### SET TASK
Each entry below should be reproduced character for character.
------ PROVIDED ENTRIES
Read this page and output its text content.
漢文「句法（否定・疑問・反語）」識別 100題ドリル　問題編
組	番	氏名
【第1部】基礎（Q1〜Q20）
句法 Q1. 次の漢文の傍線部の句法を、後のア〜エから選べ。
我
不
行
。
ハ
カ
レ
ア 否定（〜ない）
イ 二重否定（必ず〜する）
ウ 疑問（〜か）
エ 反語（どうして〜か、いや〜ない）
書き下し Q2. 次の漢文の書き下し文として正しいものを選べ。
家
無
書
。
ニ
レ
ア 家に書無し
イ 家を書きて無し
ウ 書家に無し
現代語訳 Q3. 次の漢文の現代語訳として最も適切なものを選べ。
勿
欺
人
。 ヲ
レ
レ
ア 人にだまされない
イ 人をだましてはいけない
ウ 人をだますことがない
------------
### CORRECT RESULT
Read this page and output its text content.
漢文「句法（否定・疑問・反語）」識別 100題ドリル　問題編
組	番	氏名
【第1部】基礎（Q1〜Q20）
句法 Q1. 次の漢文の傍線部の句法を、後のア〜エから選べ。
我
不
行
。
ハ
カ
レ
ア 否定（〜ない）
イ 二重否定（必ず〜する）
ウ 疑問（〜か）
エ 反語（どうして〜か、いや〜ない）
書き下し Q2. 次の漢文の書き下し文として正しいものを選べ。
家
無
書
。
ニ
レ
ア 家に書無し
イ 家を書きて無し
ウ 書家に無し
現代語訳 Q3. 次の漢文の現代語訳として最も適切なものを選べ。
勿
欺
人
。 ヲ
レ
レ
ア 人にだまされない
イ 人をだましてはいけない
ウ 人をだますことがない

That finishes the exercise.